2004-01-02 14:48:40

by Mario Vanoni

[permalink] [raw]
Subject: 2.6.1-rc1-mm1: kernel or NFS problem?

a) not in lkml, cc if needed
b) 5 machines otherwise 100% working, congrats
c) test on 4 machines, the 5th is production, taboo
d) top used: 2x 2.0.16, 2x 3.1.0

Scenario:

machine 1: top, sees himself, <1% CPU
machine 2: ssh to machine 1 ; top
machine 1: top sees 2 top's, <1% CPU each
machine 2: reboot with ssh _active_ with top
machine 1: the top from machine 2 is not killed
and consumes now >99% CPU,
must be killed explicitly

Same behaviour on 4 machines,
UP's Celeron-1000+512MBmem & P4-3066HT+1GBmem,
dual SMP's P3-550+1GBmem & P3-1266+2GBmem.

:: TASK LIST ::
a - Sum up the post on the runaway top process in two sentences.
b - Pick up the post on the runaway top process after its last sentence and keep writing.
The rows that come next have nothing to do with the post on the runaway top process.

:: RAW DATA ::
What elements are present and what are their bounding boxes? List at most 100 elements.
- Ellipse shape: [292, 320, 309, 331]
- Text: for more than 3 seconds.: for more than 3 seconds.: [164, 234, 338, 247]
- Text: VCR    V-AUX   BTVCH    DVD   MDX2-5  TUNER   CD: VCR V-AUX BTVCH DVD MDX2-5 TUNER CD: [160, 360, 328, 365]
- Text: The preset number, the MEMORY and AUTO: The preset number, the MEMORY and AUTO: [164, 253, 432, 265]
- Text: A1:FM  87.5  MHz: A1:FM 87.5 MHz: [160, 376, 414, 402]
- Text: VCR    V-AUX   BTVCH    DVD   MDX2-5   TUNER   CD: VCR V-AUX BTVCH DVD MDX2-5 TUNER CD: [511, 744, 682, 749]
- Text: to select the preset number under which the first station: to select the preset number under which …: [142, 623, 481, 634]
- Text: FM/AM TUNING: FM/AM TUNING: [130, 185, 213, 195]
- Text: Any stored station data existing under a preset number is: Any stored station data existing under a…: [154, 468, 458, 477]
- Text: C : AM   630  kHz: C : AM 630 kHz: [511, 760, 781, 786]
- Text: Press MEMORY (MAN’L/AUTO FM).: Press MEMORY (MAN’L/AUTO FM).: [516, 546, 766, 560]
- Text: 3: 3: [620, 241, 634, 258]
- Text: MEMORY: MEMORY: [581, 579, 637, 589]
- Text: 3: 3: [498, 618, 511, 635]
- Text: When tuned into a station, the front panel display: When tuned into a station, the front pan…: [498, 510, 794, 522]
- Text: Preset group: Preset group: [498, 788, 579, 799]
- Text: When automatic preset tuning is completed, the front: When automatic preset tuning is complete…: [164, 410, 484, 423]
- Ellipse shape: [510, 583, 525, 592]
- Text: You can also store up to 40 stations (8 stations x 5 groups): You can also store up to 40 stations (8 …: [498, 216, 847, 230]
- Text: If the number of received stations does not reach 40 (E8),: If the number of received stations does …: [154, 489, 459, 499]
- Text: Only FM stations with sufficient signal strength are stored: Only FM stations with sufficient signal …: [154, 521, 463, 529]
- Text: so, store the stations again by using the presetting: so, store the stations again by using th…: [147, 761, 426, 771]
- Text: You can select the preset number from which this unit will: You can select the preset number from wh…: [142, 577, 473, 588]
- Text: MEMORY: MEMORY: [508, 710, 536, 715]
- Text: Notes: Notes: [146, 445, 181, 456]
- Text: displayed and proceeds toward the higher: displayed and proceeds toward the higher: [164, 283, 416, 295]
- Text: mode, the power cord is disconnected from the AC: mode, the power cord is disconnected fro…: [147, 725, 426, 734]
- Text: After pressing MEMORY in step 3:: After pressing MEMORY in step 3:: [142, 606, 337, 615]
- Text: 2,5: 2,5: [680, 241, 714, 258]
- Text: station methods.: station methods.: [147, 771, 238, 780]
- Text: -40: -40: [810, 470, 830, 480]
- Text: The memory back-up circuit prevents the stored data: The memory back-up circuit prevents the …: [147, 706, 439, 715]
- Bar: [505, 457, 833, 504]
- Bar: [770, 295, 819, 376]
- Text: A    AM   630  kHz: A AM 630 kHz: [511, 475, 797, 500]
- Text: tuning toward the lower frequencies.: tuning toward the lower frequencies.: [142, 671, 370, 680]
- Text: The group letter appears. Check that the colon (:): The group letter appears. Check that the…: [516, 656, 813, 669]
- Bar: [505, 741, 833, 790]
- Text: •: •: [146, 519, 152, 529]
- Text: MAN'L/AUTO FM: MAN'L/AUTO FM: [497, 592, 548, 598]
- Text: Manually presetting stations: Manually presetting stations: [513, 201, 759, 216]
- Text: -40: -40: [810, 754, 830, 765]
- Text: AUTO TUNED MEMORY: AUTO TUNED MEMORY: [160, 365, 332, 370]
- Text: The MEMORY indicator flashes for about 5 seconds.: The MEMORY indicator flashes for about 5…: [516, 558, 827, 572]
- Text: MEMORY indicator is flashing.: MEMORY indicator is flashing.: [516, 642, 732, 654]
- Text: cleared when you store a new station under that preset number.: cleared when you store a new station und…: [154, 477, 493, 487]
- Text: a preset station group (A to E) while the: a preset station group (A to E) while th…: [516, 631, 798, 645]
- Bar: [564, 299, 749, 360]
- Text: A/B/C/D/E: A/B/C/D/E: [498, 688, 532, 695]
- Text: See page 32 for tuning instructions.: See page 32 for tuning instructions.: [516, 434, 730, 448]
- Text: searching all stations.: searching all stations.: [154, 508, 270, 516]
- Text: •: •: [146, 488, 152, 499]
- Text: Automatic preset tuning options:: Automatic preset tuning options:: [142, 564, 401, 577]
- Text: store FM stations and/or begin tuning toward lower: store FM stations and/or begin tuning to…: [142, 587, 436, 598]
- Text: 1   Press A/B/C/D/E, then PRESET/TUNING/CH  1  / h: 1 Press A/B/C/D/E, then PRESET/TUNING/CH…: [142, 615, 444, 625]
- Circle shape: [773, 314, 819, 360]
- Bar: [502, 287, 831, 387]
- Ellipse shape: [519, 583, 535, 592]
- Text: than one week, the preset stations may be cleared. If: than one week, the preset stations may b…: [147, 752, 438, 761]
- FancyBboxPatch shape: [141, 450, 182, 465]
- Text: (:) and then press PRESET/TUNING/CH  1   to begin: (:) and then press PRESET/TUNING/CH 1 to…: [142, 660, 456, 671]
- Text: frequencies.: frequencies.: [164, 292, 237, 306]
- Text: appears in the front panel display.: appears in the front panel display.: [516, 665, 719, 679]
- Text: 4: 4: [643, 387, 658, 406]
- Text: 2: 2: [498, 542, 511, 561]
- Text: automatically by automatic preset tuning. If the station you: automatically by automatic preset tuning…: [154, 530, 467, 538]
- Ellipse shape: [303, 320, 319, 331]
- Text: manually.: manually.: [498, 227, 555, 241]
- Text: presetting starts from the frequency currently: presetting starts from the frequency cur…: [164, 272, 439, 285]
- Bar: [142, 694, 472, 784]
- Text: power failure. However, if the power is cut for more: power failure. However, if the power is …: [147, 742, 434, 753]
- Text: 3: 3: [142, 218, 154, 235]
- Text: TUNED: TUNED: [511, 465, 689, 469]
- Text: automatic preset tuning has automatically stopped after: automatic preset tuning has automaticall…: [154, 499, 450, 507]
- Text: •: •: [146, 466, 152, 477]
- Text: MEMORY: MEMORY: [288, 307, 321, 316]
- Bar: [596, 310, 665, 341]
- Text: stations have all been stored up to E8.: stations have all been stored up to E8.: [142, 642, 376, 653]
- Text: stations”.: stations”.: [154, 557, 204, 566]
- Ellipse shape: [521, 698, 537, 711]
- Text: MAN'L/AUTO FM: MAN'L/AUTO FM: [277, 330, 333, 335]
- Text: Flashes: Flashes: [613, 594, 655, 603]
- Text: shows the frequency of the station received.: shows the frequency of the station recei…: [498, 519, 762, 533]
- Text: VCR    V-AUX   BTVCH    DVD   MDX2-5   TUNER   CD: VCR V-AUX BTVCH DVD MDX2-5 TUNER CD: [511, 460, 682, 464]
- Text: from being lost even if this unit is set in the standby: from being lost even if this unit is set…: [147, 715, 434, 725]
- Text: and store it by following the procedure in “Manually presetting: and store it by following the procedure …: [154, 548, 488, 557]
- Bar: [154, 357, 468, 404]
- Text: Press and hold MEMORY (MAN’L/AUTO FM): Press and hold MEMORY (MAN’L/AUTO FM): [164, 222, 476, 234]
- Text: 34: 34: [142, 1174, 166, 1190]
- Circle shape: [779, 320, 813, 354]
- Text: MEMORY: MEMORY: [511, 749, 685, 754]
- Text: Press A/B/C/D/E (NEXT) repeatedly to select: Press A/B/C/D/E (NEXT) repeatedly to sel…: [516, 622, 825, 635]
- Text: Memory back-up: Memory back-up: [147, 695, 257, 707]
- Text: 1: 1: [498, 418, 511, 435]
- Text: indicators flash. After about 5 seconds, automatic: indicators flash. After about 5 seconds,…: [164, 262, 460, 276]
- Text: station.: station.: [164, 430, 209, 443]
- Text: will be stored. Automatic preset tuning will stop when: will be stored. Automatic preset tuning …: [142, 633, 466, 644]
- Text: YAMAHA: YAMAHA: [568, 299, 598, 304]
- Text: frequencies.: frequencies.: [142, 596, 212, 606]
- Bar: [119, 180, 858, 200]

:: EXPECTED RESULTS ::
a - On 2.6.1-rc1-mm1, if machine 2 reboots while an ssh session to machine 1 is still running top, that top process on machine 1 is not killed. Instead it uses more than 99% CPU until it is killed by hand, and this happens the same way on all four test machines.

b -
Sar(1) -U ALL 1 0 reports the same values as top(1).

It's not a procps problem, same conditions:

machine 1: top and sar -U ALL 1 0
machine 2: ssh to machine 1; sar -U ALL 1 0
machine 1: ps -efw sees sar, top no CPU used
machine 2: reboot with ssh _active_ with sar -U ALL 1 0
machine 1: top no CPU usage, according ps -efw sar -U ALL 1 0
and corresponding sadc 1 are always active,
killall sar kills both

The ethernet is 10Mb, mixed RJ and BNC connectors.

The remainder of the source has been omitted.